> **Task inputs**:

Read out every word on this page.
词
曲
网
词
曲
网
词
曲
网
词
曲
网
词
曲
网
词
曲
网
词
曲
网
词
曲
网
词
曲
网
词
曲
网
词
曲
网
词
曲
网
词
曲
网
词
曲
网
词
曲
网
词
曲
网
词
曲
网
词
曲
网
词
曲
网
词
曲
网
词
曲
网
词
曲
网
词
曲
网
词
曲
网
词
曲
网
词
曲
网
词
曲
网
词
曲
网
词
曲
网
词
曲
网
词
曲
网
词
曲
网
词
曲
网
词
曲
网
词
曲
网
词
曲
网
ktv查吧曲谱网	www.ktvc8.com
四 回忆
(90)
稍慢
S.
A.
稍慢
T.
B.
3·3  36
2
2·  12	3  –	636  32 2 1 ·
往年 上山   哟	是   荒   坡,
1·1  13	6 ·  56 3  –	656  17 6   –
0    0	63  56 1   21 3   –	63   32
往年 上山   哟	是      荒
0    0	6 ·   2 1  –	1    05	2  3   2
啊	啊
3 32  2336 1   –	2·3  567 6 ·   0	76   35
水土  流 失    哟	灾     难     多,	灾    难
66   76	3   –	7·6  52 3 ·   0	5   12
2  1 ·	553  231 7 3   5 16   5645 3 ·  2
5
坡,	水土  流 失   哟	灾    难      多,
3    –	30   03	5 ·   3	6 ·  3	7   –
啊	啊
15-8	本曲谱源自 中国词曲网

--

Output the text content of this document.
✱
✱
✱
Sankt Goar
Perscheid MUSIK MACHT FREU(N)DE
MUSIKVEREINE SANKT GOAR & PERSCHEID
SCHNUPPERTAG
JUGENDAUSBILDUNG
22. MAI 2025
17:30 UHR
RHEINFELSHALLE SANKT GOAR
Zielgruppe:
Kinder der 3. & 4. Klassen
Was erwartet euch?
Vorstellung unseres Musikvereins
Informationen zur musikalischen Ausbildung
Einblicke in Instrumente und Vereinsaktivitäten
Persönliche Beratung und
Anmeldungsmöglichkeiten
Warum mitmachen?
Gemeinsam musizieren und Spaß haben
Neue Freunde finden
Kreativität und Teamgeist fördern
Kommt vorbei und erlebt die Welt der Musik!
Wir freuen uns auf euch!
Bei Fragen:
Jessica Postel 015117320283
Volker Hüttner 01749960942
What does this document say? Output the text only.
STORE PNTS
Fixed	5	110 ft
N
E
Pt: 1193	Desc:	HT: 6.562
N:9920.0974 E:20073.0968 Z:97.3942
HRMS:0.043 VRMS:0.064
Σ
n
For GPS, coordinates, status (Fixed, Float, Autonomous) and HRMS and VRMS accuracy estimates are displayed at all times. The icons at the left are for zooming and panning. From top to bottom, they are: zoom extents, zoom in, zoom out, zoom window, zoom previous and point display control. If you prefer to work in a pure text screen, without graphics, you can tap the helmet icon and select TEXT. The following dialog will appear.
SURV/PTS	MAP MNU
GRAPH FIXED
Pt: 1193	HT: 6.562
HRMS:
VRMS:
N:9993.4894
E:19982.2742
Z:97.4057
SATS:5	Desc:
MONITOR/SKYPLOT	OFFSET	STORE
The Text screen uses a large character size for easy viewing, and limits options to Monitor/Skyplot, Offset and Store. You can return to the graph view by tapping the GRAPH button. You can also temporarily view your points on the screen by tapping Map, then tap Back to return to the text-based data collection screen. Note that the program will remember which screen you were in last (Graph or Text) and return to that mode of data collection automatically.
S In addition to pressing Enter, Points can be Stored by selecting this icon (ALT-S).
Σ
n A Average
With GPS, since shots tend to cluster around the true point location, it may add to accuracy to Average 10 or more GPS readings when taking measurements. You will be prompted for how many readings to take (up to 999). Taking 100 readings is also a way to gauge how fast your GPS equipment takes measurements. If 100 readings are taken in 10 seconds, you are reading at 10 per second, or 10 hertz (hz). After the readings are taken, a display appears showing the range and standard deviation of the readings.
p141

...

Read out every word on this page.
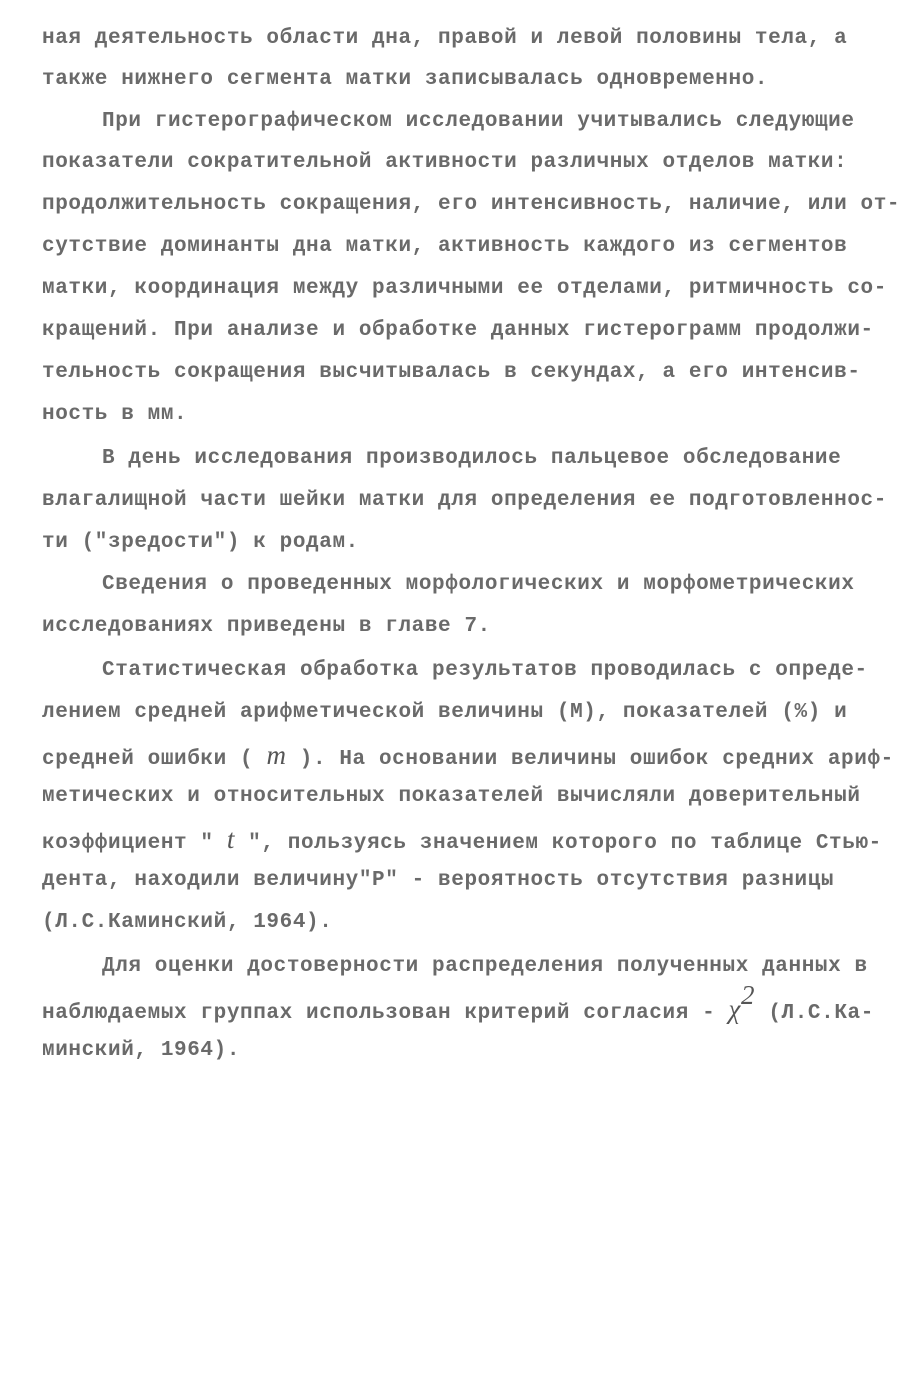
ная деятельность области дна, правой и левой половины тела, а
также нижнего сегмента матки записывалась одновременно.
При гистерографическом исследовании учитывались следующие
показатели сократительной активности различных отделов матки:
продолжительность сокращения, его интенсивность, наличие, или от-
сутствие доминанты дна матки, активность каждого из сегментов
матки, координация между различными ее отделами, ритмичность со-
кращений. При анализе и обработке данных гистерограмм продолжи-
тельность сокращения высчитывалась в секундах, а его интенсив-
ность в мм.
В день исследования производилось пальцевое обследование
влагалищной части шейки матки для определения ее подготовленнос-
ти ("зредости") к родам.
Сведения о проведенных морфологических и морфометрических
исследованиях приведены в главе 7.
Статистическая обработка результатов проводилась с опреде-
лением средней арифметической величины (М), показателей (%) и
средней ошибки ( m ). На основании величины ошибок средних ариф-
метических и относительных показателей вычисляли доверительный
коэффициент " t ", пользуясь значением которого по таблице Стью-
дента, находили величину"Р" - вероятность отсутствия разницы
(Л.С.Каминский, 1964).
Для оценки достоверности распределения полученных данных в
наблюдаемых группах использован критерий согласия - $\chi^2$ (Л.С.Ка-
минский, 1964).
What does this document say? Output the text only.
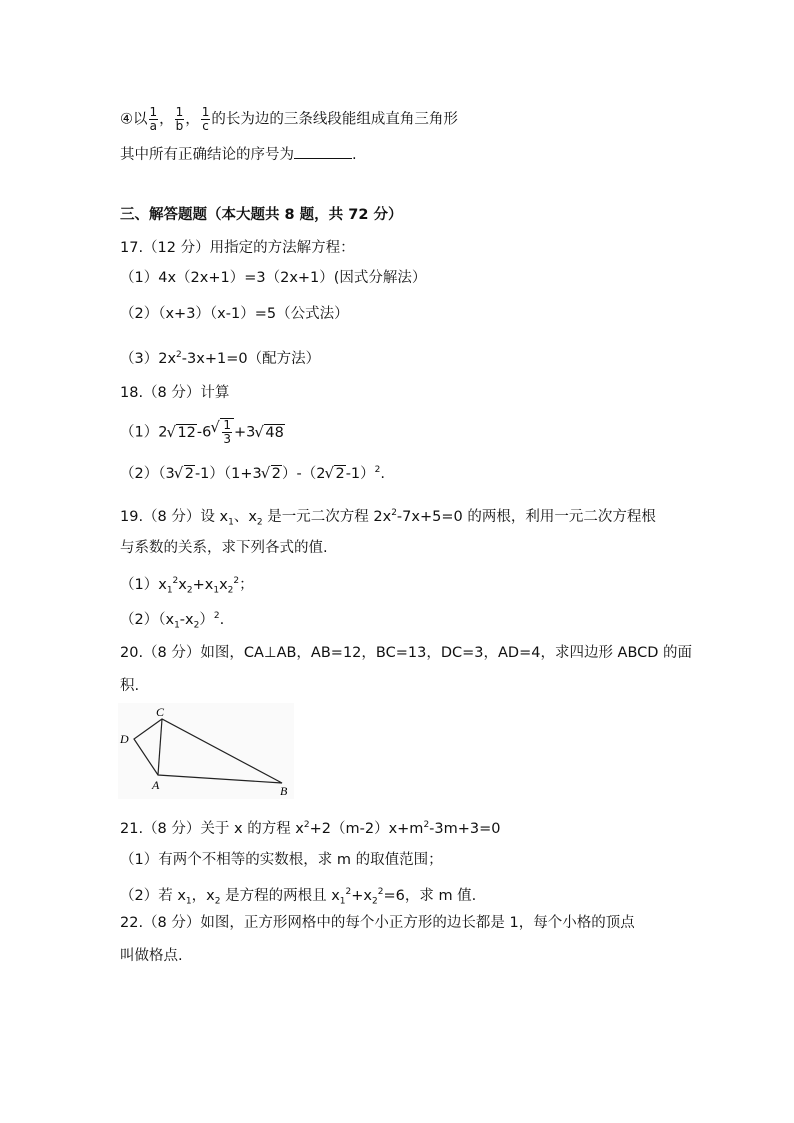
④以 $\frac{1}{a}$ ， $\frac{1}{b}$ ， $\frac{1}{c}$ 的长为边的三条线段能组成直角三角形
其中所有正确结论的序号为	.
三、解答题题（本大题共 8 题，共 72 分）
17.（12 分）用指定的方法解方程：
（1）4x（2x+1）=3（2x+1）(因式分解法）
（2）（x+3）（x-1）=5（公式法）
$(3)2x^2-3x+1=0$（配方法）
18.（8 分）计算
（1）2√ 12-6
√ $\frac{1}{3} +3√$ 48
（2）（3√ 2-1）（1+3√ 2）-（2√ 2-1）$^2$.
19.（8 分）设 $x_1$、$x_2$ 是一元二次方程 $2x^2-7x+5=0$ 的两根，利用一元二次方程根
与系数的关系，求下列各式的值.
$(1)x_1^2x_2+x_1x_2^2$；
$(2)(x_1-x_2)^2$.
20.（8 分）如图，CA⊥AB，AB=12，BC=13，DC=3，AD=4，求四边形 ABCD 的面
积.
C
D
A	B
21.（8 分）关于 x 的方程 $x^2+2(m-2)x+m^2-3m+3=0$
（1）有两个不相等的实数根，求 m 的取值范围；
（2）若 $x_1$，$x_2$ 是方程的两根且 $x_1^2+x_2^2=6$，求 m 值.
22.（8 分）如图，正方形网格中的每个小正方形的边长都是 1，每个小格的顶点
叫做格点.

> **Written problem**: Pull out every line above that holds the word "величины".

> **Final answer**:
лением средней арифметической величины (М), показателей (%) и
средней ошибки ( m ). На основании величины ошибок средних ариф-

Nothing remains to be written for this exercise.